## Written instruction
Every record should be repeated exactly, except that pictures are left out.

[Data records]
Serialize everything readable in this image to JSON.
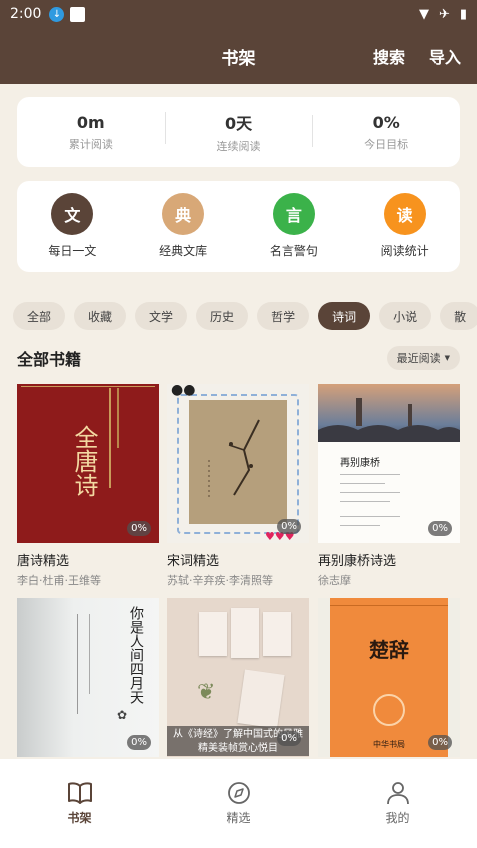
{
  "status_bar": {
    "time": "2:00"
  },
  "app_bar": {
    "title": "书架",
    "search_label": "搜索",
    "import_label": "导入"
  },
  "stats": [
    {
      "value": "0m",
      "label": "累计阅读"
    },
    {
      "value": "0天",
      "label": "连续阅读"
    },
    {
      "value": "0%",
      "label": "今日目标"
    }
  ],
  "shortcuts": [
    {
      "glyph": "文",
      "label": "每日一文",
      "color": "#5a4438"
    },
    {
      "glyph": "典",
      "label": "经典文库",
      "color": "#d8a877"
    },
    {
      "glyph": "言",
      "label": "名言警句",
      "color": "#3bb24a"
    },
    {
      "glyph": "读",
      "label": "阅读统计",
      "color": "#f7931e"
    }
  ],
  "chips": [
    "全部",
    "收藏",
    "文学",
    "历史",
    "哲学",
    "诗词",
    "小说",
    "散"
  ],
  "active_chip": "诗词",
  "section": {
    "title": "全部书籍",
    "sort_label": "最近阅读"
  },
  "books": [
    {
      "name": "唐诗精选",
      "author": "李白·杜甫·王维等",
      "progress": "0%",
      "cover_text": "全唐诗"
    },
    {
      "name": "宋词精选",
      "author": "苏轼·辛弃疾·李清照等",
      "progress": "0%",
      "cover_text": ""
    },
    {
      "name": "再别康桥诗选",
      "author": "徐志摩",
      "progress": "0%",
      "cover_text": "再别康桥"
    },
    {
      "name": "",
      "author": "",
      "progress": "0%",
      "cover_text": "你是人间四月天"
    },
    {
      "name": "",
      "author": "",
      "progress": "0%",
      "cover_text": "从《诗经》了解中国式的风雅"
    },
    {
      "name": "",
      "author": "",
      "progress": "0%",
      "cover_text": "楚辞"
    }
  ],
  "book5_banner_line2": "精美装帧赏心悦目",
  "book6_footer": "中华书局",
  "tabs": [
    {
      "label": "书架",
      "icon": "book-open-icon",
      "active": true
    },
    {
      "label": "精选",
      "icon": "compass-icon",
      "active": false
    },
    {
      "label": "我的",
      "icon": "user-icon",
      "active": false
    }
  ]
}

## Expected output
Serialize everything readable in this image to JSON.
{
  "status_bar": {
    "time": "2:00"
  },
  "app_bar": {
    "title": "书架",
    "search_label": "搜索",
    "import_label": "导入"
  },
  "stats": [
    {
      "value": "0m",
      "label": "累计阅读"
    },
    {
      "value": "0天",
      "label": "连续阅读"
    },
    {
      "value": "0%",
      "label": "今日目标"
    }
  ],
  "shortcuts": [
    {
      "glyph": "文",
      "label": "每日一文",
      "color": "#5a4438"
    },
    {
      "glyph": "典",
      "label": "经典文库",
      "color": "#d8a877"
    },
    {
      "glyph": "言",
      "label": "名言警句",
      "color": "#3bb24a"
    },
    {
      "glyph": "读",
      "label": "阅读统计",
      "color": "#f7931e"
    }
  ],
  "chips": [
    "全部",
    "收藏",
    "文学",
    "历史",
    "哲学",
    "诗词",
    "小说",
    "散"
  ],
  "active_chip": "诗词",
  "section": {
    "title": "全部书籍",
    "sort_label": "最近阅读"
  },
  "books": [
    {
      "name": "唐诗精选",
      "author": "李白·杜甫·王维等",
      "progress": "0%",
      "cover_text": "全唐诗"
    },
    {
      "name": "宋词精选",
      "author": "苏轼·辛弃疾·李清照等",
      "progress": "0%",
      "cover_text": ""
    },
    {
      "name": "再别康桥诗选",
      "author": "徐志摩",
      "progress": "0%",
      "cover_text": "再别康桥"
    },
    {
      "name": "",
      "author": "",
      "progress": "0%",
      "cover_text": "你是人间四月天"
    },
    {
      "name": "",
      "author": "",
      "progress": "0%",
      "cover_text": "从《诗经》了解中国式的风雅"
    },
    {
      "name": "",
      "author": "",
      "progress": "0%",
      "cover_text": "楚辞"
    }
  ],
  "book5_banner_line2": "精美装帧赏心悦目",
  "book6_footer": "中华书局",
  "tabs": [
    {
      "label": "书架",
      "icon": "book-open-icon",
      "active": true
    },
    {
      "label": "精选",
      "icon": "compass-icon",
      "active": false
    },
    {
      "label": "我的",
      "icon": "user-icon",
      "active": false
    }
  ]
}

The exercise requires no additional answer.